Your objective:
Reproduce the records from the line with "Output each element" to the line with "button[interactable]: Hide predictions", substituting "Add File" for "Add Document" and changing nothing else. Omit the pictures from the output.

Material provided:

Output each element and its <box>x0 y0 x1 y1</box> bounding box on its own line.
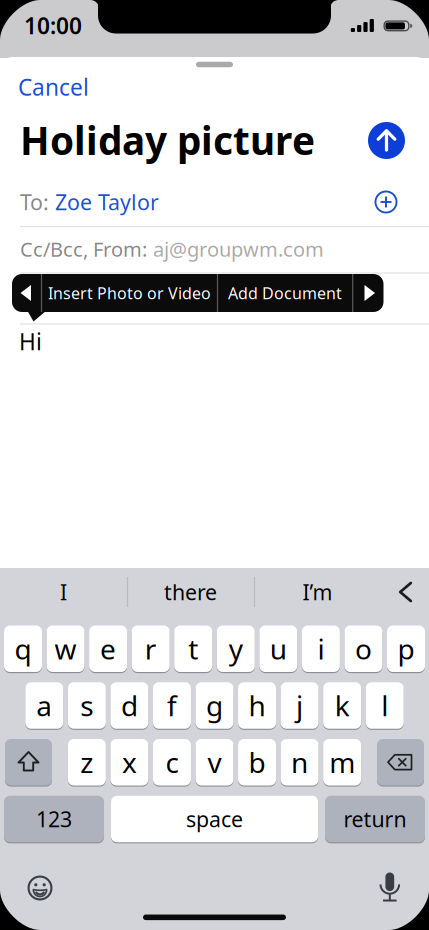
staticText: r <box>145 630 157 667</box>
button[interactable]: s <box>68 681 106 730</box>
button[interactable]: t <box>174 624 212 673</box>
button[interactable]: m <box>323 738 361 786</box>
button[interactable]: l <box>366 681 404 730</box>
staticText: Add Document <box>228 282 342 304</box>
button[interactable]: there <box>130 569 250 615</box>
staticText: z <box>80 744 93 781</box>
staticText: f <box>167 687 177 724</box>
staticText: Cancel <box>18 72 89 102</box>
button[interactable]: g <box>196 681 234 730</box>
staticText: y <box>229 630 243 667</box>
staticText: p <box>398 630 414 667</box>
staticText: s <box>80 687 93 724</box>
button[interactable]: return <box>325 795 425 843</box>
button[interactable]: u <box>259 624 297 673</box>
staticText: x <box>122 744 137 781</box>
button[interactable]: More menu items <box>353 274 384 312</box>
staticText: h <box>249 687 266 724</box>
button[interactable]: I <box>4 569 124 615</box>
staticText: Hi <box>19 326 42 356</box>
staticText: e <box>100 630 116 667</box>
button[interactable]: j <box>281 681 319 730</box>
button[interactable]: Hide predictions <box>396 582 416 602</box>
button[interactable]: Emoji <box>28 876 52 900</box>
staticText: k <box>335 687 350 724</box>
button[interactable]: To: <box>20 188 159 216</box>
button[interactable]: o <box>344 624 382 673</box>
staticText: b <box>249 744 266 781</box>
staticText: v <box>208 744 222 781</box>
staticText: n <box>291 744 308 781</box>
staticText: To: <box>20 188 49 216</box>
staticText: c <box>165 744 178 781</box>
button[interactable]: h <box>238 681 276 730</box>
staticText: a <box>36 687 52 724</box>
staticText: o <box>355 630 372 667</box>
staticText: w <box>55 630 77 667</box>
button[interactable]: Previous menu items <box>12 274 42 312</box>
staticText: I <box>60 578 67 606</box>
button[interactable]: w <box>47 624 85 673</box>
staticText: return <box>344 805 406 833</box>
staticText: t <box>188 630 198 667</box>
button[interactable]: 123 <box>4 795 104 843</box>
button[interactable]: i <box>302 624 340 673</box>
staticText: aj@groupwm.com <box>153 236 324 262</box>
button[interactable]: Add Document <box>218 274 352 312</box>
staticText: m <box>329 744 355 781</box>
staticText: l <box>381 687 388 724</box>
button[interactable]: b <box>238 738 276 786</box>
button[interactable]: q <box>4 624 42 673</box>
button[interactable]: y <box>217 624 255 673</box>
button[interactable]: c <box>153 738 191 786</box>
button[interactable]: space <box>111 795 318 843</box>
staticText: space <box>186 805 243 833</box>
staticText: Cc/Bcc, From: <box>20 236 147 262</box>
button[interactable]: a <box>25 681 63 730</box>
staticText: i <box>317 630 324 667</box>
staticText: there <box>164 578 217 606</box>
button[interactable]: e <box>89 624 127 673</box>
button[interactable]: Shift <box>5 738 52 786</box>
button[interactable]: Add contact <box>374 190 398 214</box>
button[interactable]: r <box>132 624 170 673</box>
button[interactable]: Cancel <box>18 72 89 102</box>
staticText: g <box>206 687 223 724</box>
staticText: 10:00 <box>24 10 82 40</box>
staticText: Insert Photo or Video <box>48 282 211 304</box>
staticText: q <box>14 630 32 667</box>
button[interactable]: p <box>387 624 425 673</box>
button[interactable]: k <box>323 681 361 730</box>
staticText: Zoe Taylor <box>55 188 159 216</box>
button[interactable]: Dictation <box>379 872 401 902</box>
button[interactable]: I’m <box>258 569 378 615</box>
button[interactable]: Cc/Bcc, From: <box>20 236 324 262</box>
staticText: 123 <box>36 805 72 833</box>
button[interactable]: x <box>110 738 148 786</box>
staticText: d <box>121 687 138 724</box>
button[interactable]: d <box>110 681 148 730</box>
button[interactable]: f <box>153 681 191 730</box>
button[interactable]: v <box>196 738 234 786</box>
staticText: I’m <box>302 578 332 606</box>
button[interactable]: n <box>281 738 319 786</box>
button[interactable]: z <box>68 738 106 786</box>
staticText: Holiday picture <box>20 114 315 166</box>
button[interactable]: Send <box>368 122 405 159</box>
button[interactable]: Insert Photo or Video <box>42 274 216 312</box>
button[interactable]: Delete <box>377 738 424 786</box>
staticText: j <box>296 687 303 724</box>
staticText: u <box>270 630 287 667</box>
==
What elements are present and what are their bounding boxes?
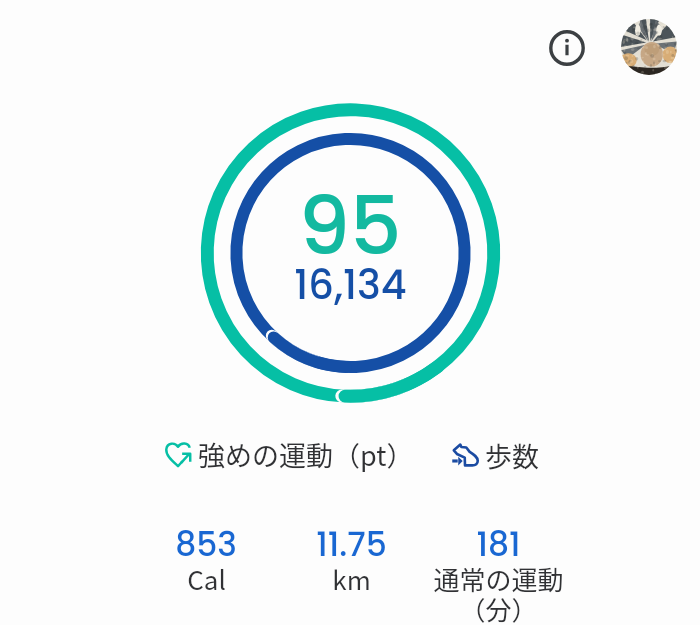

Reply:
Output each element and its <box>x0 y0 x1 y1</box> bounding box on its own line.
staticText: r <box>145 630 157 667</box>
button[interactable]: s <box>68 681 106 730</box>
button[interactable]: t <box>174 624 212 673</box>
button[interactable]: m <box>323 738 361 786</box>
button[interactable]: l <box>366 681 404 730</box>
staticText: Add File <box>228 282 342 304</box>
button[interactable]: there <box>130 569 250 615</box>
staticText: z <box>80 744 93 781</box>
staticText: f <box>167 687 177 724</box>
staticText: Cancel <box>18 72 89 102</box>
button[interactable]: g <box>196 681 234 730</box>
staticText: y <box>229 630 243 667</box>
staticText: p <box>398 630 414 667</box>
staticText: s <box>80 687 93 724</box>
button[interactable]: return <box>325 795 425 843</box>
button[interactable]: u <box>259 624 297 673</box>
staticText: x <box>122 744 137 781</box>
button[interactable]: More menu items <box>353 274 384 312</box>
staticText: h <box>249 687 266 724</box>
button[interactable]: I <box>4 569 124 615</box>
staticText: Hi <box>19 326 42 356</box>
staticText: e <box>100 630 116 667</box>
button[interactable]: j <box>281 681 319 730</box>
button[interactable]: Hide predictions <box>396 582 416 602</box>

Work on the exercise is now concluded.